## Instruction 1
Answer these questions using the article on the "Wind of Change" speech and African unity.
(a) On what date and before which body was the "Wind of Change" speech delivered?
(b) How many African countries attained independence in 1960?
(c) On what date and in what city was the Organisation of the African Unity formed?
## Instruction 2
Pick up the article on the "Wind of Change" speech and African unity from its final sentence and keep writing it.

‘The wind of change is blowing through this continent, and whether we like it or not, this growth of national consciousness is a political fact. We must all accept it as a fact, and our national policies must take account of it.’
The above quotation was taken from a speech titled the “Wind of Change”, which was eloquently delivered by British Prime Minister Harold Macmillan to the Parliament of South Africa, on 3 February 1960 in Cape Town. From 6 January 1960, the Prime Minister had been on tour visiting four African countries — Ghana, Nigeria, the Federation of Rhodesia and Nyasaland, and South Africa. I do not think the Prime Minister could have prophesied the inevitability of independence more strongly than in the above extract as it is one of the most cited quotations in contemporary African political analysis, from master’s dissertations to opinion articles.
Many historical scholars argue that although the speech was predictive, it was not out of a moral obligation but as a result of Cold War politics and the urgency to prevent Soviet infiltration in Africa. The dramatic events of 1960 could be among the reasons why the entire speech still holds so much weight to this day. That year, 17 African countries attained their independence, and countries under colonial rule began to mobilise significant political and diplomatic support from the rest of the world towards self-governance.
This was the first wave of the “wind of change” characterised by a conscious rising tide of pan-African nationalism. A number of pan-African heads of states and scholars such as Kwame Nkrumah of Ghana, Julius Nyerere of Kenya, Sékou Touré of Guinea and Kenneth Kaunda of Zambia begun providing moral, financial and military support for the independence of other African states. These collaborative efforts accumulated to the formation of the Organisation of the African Unity (OAU) on May 25, 1963, in Addis Ababa, Ethiopia.
The organisation was committed to eradicating colonialism and neo-colonialism from the African continent. During its lifespan from 1963 to 2002 it was referred to as a “toothless bulldog” with a “bark (but) no bite” as well as a “club of dictators” whose heads of states adhered strictly to the “principle of non-interference” which resulted in its inability to establish a proactive continental conflict prevention and resolution mechanism.
It will be recalled that by the end of the 1990s there were steps undertaken by post-colonial progressive African leaders such as South Africa’s Thabo Mbeki that led to the formation of the African Union (AU) on 9 July, 2002, and the demise of the OAU. This transformation ushered a promise into a new thinking and approach which accumulated into an institutional framework that would ensure the successful implementation of the organisation’s objectives. The OAU was devoid of any supranational elements in terms of “African Union law” that would bind all member states.

## Given information
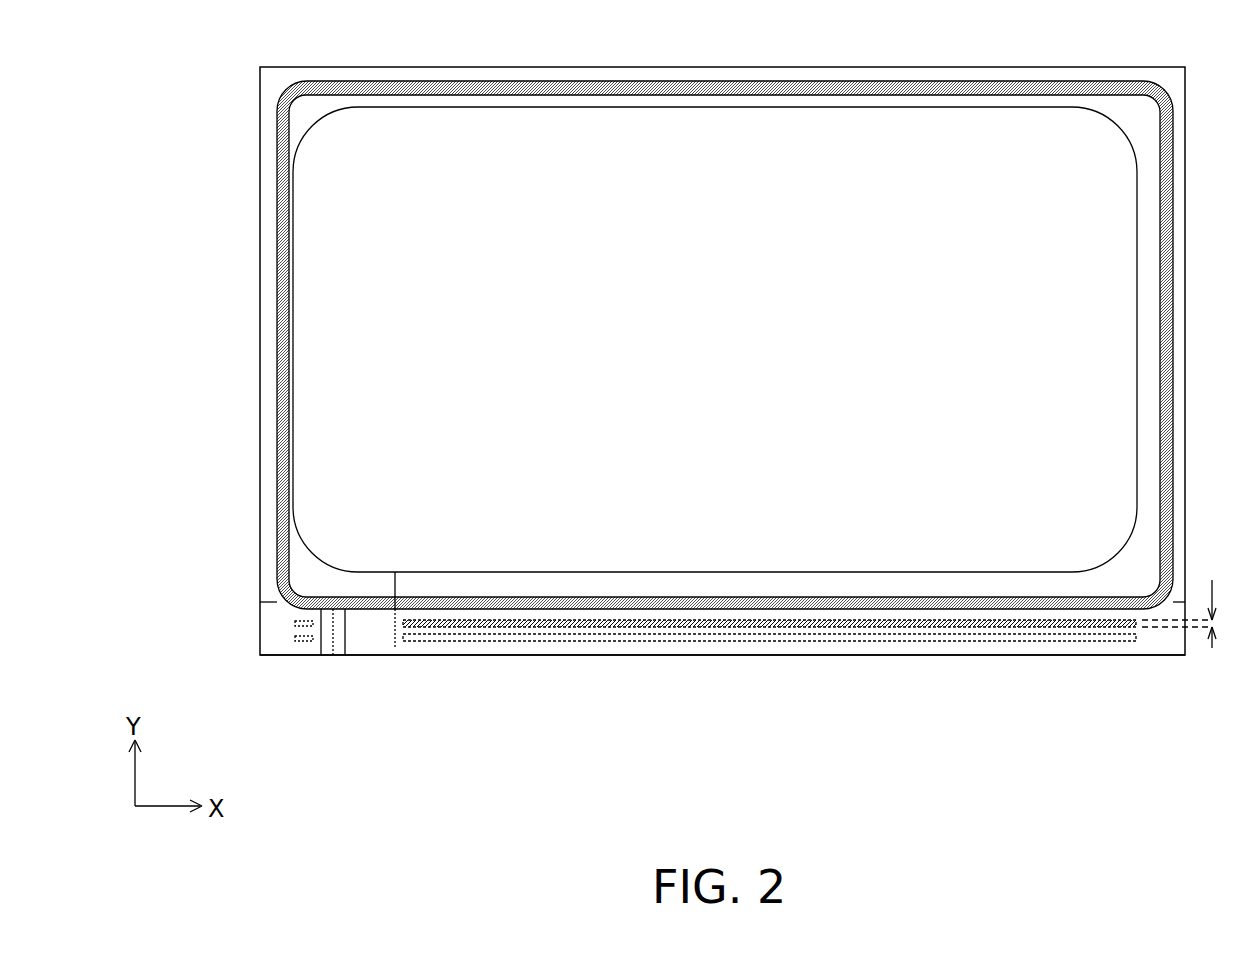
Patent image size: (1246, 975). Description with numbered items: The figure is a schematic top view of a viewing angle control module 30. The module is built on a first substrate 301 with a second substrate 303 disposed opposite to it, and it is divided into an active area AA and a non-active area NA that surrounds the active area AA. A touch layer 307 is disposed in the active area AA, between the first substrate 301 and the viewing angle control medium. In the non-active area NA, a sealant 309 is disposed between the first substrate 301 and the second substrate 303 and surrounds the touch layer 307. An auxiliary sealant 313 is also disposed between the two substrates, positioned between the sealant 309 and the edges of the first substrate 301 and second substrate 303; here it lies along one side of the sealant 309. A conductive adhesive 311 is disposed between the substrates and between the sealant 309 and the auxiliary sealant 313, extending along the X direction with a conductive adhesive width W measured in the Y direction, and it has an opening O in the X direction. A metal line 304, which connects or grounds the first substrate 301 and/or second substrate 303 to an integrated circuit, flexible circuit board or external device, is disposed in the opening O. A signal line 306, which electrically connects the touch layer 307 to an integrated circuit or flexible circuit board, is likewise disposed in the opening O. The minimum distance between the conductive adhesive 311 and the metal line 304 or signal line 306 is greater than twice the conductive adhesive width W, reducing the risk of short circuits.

The viewing angle control module 30 is at (226, 32).
The first substrate 301 is at (260, 450).
The non-active area NA is at (268, 201).
The active area AA is at (741, 351).
The touch layer 307 is at (393, 262).
The sealant 309 is at (285, 340).
The metal line 304 is at (322, 655).
The signal line 306 is at (395, 627).
The opening O is at (364, 645).
The conductive adhesive 311 is at (690, 627).
The auxiliary sealant 313 is at (560, 641).
The second substrate 303 is at (1160, 655).
The conductive adhesive width W is at (1225, 613).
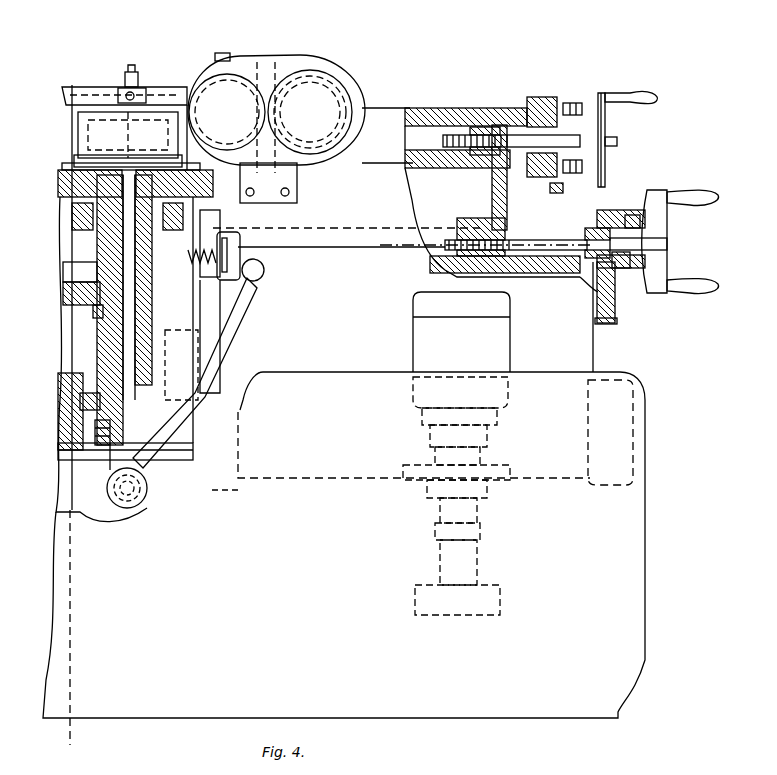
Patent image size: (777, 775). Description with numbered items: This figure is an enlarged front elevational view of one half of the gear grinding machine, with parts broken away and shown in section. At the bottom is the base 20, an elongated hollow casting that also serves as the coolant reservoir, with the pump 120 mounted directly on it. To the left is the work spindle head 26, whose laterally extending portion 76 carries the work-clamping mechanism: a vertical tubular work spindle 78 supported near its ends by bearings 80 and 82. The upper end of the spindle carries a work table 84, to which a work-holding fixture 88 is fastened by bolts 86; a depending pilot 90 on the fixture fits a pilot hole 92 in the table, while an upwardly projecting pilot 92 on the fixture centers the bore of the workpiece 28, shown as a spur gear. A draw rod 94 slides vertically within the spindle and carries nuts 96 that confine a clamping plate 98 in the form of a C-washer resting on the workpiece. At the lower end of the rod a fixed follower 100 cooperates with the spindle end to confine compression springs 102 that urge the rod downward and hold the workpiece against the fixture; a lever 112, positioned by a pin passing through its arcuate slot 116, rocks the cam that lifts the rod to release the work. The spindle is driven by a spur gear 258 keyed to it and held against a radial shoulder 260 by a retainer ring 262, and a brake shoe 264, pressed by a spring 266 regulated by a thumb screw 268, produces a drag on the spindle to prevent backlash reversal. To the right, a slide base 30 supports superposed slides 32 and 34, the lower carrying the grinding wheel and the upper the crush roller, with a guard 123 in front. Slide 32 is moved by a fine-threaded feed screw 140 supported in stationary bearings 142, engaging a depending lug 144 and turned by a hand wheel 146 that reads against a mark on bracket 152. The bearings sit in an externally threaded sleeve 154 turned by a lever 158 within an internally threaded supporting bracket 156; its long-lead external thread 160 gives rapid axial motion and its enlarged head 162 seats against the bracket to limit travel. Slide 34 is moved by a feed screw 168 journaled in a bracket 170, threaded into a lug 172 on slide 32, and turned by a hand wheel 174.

The base 20 is at (628, 572).
The work spindle head 26 is at (230, 225).
The workpiece 28 is at (160, 93).
The slide base 30 is at (563, 346).
The slide 32 is at (387, 215).
The slide 34 is at (390, 150).
The laterally extending portion 76 is at (215, 373).
The work spindle 78 is at (143, 337).
The bearing 80 is at (80, 393).
The bearing 82 is at (72, 220).
The work table 84 is at (67, 187).
The bolts 86 is at (83, 152).
The work-holding fixture 88 is at (83, 122).
The depending pilot 90 is at (67, 168).
The pilot 92 is at (113, 93).
The draw rod 94 is at (127, 330).
The nuts 96 is at (128, 72).
The clamping plate 98 is at (150, 87).
The follower 100 is at (100, 438).
The compression springs 102 is at (97, 420).
The lever 112 is at (243, 295).
The arcuate slot 116 is at (163, 485).
The pump 120 is at (413, 330).
The guard 123 is at (278, 80).
The feed screw 140 is at (535, 232).
The bearings 142 is at (628, 222).
The depending lug 144 is at (505, 240).
The hand wheel 146 is at (660, 197).
The bracket 152 is at (623, 210).
The sleeve 154 is at (610, 293).
The supporting bracket 156 is at (612, 318).
The lever 158 is at (640, 265).
The external thread 160 is at (598, 275).
The enlarged head 162 is at (617, 267).
The feed screw 168 is at (527, 130).
The bracket 170 is at (533, 97).
The lug 172 is at (463, 143).
The hand wheel 174 is at (603, 95).
The spur gear 258 is at (67, 288).
The radial shoulder 260 is at (100, 265).
The retainer ring 262 is at (93, 312).
The brake shoe 264 is at (258, 281).
The spring 266 is at (240, 260).
The thumb screw 268 is at (230, 243).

## Expected answer 1
(a) It was delivered on 3 February 1960 to the Parliament of South Africa in Cape Town.
(b) Seventeen African countries attained independence in 1960.
(c) It was formed on May 25, 1963, in Addis Ababa, Ethiopia.

## Expected answer 2
The transformation of OAU to AU was the second wave of “wind of change” which captured a new agenda from the historical mandate of decolonisation, to a new mandate to transfer sovereign powers to African Union institutions. The Constitutive Act of the AU, which entered application on 26 May, 2002, symbolised a major shift to ensure that all member states are accountable to the AU according to the agreed standards on democracy, good governance and human rights.
Recently, a third “wind of change” has been blowing across Addis Ababa, this time signalling an end to the “toothless bulldog” with “bark (but) no bite”. Though challenging, the third wave of “wind of change” is characterised by a global governance evolution which has forced African leaders to adapt to changing realities. This has led them to evaluate the existing paradigm of multilateralism on the continent.
The “wind of change” I am referring to is a new realistic approach being championed by African leaders in African Union Assembly of Heads of State and Government. Leaders such Rwanda’s Paul Kagame, Ethiopia’s Abiy Ahmed Ali, Ghana’s Nana Akufo-Addo, Sierra Leone’s Julius Maada Bio, Senegal’s Macky Sall, Kenya’s Uhuru Kenyatta and South Africa’s Cyril Ramaphosa are beginning to question how it is that the continental organisation has been hobbled for the past decade. This realistic approach takes precedence over the ideological pan-Africanism rhetoric of the OAU and the past decade of the AU.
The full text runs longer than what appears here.